START Source material
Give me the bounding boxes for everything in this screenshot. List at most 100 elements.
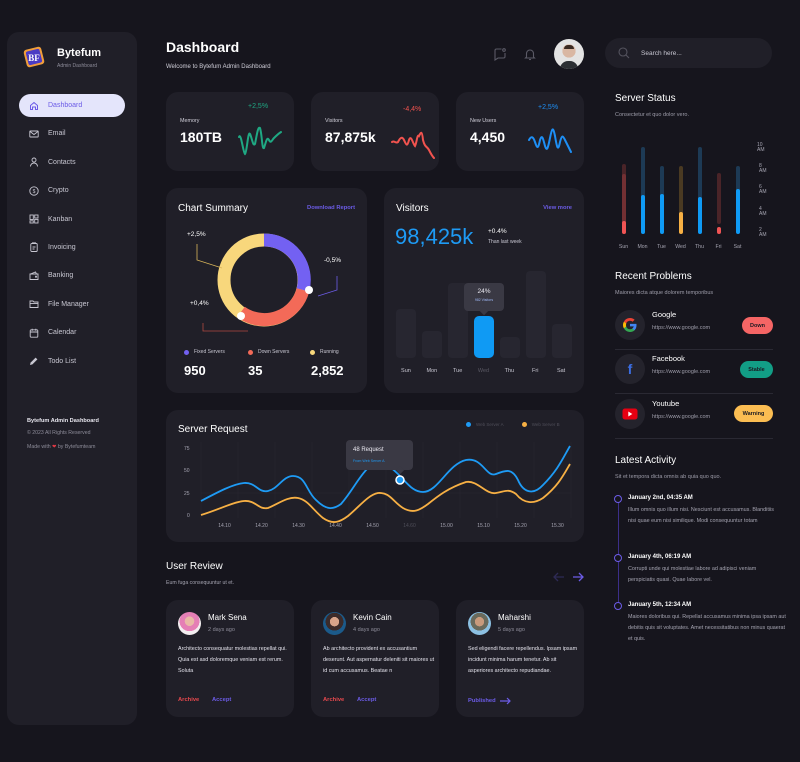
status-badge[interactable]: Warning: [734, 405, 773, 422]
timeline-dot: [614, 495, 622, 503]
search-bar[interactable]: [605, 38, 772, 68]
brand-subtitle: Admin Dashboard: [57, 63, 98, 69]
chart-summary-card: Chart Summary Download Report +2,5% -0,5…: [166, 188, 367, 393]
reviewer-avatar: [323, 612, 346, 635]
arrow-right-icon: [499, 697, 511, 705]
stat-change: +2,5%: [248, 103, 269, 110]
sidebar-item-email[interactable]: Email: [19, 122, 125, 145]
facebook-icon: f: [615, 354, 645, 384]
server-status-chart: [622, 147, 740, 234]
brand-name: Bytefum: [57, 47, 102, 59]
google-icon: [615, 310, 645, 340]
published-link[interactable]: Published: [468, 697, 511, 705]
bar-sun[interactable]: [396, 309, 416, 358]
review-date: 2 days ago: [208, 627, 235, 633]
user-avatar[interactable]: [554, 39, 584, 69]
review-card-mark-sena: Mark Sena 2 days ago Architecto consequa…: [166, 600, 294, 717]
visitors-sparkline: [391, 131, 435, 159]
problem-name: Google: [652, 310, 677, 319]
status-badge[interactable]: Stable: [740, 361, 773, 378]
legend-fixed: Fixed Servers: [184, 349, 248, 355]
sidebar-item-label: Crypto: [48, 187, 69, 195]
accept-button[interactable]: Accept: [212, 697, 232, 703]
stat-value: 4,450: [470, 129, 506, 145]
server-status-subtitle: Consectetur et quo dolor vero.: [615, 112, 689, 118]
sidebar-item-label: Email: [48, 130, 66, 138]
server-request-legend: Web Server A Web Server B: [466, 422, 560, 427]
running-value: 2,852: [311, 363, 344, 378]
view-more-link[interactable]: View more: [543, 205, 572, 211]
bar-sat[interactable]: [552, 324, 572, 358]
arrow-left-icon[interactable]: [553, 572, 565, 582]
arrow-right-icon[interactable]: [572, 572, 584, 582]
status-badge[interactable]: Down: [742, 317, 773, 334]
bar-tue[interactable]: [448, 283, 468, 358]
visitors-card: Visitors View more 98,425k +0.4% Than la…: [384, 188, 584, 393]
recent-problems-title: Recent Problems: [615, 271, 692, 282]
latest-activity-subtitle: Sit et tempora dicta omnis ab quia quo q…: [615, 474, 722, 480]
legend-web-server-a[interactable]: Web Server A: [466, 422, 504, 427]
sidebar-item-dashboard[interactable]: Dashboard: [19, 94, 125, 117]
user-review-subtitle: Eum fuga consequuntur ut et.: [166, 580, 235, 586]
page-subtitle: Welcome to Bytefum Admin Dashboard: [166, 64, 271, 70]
END Source material
## Brief:
Could you retype the items above word for word, leaving out the picture?

## Exercise response:
Give me the bounding boxes for everything in this screenshot. List at most 100 elements.
status-badge[interactable]: Warning: [734, 405, 773, 422]
timeline-dot: [614, 495, 622, 503]
search-bar[interactable]: [605, 38, 772, 68]
brand-subtitle: Admin Dashboard: [57, 63, 98, 69]
chart-summary-card: Chart Summary Download Report +2,5% -0,5…: [166, 188, 367, 393]
reviewer-avatar: [323, 612, 346, 635]
arrow-right-icon: [499, 697, 511, 705]
stat-change: +2,5%: [248, 103, 269, 110]
sidebar-item-email[interactable]: Email: [19, 122, 125, 145]
facebook-icon: f: [615, 354, 645, 384]
server-status-chart: [622, 147, 740, 234]
brand-name: Bytefum: [57, 47, 102, 59]
google-icon: [615, 310, 645, 340]
published-link[interactable]: Published: [468, 697, 511, 705]
bar-sun[interactable]: [396, 309, 416, 358]
review-date: 2 days ago: [208, 627, 235, 633]
user-avatar[interactable]: [554, 39, 584, 69]
review-card-mark-sena: Mark Sena 2 days ago Architecto consequa…: [166, 600, 294, 717]
visitors-sparkline: [391, 131, 435, 159]
problem-name: Google: [652, 310, 677, 319]
status-badge[interactable]: Stable: [740, 361, 773, 378]
legend-fixed: Fixed Servers: [184, 349, 248, 355]
sidebar-item-label: Crypto: [48, 187, 69, 195]
accept-button[interactable]: Accept: [212, 697, 232, 703]
stat-value: 4,450: [470, 129, 506, 145]
server-status-subtitle: Consectetur et quo dolor vero.: [615, 112, 689, 118]
sidebar-item-label: Email: [48, 130, 66, 138]
server-request-legend: Web Server A Web Server B: [466, 422, 560, 427]
running-value: 2,852: [311, 363, 344, 378]
view-more-link[interactable]: View more: [543, 205, 572, 211]
bar-sat[interactable]: [552, 324, 572, 358]
arrow-left-icon[interactable]: [553, 572, 565, 582]
arrow-right-icon[interactable]: [572, 572, 584, 582]
status-badge[interactable]: Down: [742, 317, 773, 334]
bar-tue[interactable]: [448, 283, 468, 358]
visitors-card: Visitors View more 98,425k +0.4% Than la…: [384, 188, 584, 393]
recent-problems-title: Recent Problems: [615, 271, 692, 282]
latest-activity-subtitle: Sit et tempora dicta omnis ab quia quo q…: [615, 474, 722, 480]
legend-web-server-a[interactable]: Web Server A: [466, 422, 504, 427]
sidebar-item-dashboard[interactable]: Dashboard: [19, 94, 125, 117]
user-review-subtitle: Eum fuga consequuntur ut et.: [166, 580, 235, 586]
page-subtitle: Welcome to Bytefum Admin Dashboard: [166, 64, 271, 70]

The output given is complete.